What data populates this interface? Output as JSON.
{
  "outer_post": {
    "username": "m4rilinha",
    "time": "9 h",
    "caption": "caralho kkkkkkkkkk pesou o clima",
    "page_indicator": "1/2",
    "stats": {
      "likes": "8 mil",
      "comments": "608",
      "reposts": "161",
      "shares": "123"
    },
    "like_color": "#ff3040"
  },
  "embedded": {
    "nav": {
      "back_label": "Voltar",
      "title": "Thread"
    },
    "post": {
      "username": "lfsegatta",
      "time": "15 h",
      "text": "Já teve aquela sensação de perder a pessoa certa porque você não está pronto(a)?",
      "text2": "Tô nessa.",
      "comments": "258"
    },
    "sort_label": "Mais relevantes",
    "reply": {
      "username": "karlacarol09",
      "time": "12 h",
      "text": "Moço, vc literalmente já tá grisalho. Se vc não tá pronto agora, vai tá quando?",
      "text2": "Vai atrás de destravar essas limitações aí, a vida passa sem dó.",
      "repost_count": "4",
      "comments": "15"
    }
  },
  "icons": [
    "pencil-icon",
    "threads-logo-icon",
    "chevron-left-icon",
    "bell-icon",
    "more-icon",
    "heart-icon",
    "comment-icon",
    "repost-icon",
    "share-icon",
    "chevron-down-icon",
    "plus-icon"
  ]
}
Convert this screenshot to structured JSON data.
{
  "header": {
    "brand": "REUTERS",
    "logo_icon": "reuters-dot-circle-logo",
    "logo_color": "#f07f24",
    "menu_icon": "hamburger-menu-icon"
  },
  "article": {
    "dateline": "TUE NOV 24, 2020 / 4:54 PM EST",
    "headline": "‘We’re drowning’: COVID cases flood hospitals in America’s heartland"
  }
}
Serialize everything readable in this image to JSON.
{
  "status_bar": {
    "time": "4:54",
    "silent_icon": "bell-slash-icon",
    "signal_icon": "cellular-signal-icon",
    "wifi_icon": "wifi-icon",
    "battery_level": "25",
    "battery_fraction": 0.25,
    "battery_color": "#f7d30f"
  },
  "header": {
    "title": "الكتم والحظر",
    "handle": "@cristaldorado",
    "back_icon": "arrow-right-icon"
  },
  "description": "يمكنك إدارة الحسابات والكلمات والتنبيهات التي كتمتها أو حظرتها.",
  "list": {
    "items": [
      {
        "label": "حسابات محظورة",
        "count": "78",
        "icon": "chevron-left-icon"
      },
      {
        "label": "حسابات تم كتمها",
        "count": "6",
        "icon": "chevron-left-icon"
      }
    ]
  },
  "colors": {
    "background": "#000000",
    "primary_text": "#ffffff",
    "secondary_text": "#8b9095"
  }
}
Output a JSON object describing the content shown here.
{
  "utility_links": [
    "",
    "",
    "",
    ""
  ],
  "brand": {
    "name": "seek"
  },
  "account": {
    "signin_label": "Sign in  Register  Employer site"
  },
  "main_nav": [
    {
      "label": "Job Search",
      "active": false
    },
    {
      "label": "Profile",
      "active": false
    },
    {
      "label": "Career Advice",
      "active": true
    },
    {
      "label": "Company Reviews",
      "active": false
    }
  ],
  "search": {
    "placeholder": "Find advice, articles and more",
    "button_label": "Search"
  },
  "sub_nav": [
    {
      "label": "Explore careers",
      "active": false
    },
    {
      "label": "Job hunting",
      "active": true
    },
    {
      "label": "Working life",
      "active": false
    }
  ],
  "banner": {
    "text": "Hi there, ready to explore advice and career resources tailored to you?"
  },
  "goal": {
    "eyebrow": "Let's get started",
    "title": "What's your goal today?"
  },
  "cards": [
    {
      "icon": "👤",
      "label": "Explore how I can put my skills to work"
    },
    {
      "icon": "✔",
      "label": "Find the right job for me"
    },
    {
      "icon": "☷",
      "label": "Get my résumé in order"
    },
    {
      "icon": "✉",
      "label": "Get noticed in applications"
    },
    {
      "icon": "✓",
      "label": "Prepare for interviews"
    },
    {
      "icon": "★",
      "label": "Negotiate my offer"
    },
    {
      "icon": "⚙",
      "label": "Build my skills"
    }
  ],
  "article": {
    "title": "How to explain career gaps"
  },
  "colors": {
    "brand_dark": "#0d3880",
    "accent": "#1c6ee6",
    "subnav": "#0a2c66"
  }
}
==*==
From the entries above, collect every line with the string "bell" in it.

    "bell-icon",
    "silent_icon": "bell-slash-icon",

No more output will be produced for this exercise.